* TASK REQUIREMENTS
I would like every record printed again, exactly as shown.

++++++++++

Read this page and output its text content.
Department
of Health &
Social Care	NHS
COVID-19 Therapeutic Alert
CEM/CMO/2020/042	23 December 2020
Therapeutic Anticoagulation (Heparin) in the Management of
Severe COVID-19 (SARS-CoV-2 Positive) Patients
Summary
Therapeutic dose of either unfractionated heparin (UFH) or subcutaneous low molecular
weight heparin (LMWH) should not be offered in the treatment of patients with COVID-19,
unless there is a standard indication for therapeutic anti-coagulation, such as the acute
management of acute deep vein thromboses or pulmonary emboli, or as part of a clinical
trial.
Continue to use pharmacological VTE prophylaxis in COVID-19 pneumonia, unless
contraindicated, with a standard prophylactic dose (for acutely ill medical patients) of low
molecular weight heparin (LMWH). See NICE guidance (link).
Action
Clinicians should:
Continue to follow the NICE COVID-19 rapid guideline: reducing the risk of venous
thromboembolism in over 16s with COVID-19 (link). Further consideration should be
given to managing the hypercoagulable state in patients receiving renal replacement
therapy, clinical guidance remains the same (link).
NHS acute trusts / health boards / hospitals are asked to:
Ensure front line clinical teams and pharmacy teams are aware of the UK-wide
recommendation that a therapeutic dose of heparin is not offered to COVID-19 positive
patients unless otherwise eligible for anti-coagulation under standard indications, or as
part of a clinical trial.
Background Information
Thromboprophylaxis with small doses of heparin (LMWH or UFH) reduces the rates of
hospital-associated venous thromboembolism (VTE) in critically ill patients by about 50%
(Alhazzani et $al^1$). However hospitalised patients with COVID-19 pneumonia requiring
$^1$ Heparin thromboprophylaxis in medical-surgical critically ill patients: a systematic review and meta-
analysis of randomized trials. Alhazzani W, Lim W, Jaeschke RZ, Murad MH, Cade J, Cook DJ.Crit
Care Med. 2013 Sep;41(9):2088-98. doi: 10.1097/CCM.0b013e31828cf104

++++++++++

* FINISHED EXERCISE
Read this page and output its text content.
Department
of Health &
Social Care	NHS
COVID-19 Therapeutic Alert
CEM/CMO/2020/042	23 December 2020
Therapeutic Anticoagulation (Heparin) in the Management of
Severe COVID-19 (SARS-CoV-2 Positive) Patients
Summary
Therapeutic dose of either unfractionated heparin (UFH) or subcutaneous low molecular
weight heparin (LMWH) should not be offered in the treatment of patients with COVID-19,
unless there is a standard indication for therapeutic anti-coagulation, such as the acute
management of acute deep vein thromboses or pulmonary emboli, or as part of a clinical
trial.
Continue to use pharmacological VTE prophylaxis in COVID-19 pneumonia, unless
contraindicated, with a standard prophylactic dose (for acutely ill medical patients) of low
molecular weight heparin (LMWH). See NICE guidance (link).
Action
Clinicians should:
Continue to follow the NICE COVID-19 rapid guideline: reducing the risk of venous
thromboembolism in over 16s with COVID-19 (link). Further consideration should be
given to managing the hypercoagulable state in patients receiving renal replacement
therapy, clinical guidance remains the same (link).
NHS acute trusts / health boards / hospitals are asked to:
Ensure front line clinical teams and pharmacy teams are aware of the UK-wide
recommendation that a therapeutic dose of heparin is not offered to COVID-19 positive
patients unless otherwise eligible for anti-coagulation under standard indications, or as
part of a clinical trial.
Background Information
Thromboprophylaxis with small doses of heparin (LMWH or UFH) reduces the rates of
hospital-associated venous thromboembolism (VTE) in critically ill patients by about 50%
(Alhazzani et $al^1$). However hospitalised patients with COVID-19 pneumonia requiring
$^1$ Heparin thromboprophylaxis in medical-surgical critically ill patients: a systematic review and meta-
analysis of randomized trials. Alhazzani W, Lim W, Jaeschke RZ, Murad MH, Cade J, Cook DJ.Crit
Care Med. 2013 Sep;41(9):2088-98. doi: 10.1097/CCM.0b013e31828cf104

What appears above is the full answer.